— To be done —
Find the lines containing the word "value" and copy every one of them.

Records excerpted from a collection:
---------------

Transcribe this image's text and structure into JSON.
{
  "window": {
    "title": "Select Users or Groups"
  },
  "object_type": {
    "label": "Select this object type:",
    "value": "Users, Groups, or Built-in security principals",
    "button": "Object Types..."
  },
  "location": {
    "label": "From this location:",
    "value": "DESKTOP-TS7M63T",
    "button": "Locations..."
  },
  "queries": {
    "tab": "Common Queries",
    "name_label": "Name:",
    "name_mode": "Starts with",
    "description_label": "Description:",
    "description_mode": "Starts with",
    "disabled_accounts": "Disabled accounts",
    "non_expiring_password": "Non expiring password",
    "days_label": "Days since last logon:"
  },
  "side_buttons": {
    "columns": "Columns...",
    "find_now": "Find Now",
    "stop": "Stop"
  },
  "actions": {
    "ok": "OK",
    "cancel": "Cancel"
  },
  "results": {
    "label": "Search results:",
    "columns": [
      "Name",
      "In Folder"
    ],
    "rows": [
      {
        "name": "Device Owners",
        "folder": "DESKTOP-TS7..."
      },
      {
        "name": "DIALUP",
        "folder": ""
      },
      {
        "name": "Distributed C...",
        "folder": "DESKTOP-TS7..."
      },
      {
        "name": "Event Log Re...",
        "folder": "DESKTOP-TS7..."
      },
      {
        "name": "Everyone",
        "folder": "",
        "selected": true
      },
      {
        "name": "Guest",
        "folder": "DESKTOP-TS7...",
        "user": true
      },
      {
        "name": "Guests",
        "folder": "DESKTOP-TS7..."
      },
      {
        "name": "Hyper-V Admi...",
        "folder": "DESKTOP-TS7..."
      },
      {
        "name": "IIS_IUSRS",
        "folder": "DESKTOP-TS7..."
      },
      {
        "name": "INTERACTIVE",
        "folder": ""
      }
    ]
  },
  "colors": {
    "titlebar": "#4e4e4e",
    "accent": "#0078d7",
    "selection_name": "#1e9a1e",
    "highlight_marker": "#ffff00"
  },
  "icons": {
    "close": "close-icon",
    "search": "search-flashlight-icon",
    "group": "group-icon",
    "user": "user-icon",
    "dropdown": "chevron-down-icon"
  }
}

---------------

— Problem solution —
    "value": "Users, Groups, or Built-in security principals",
    "value": "DESKTOP-TS7M63T",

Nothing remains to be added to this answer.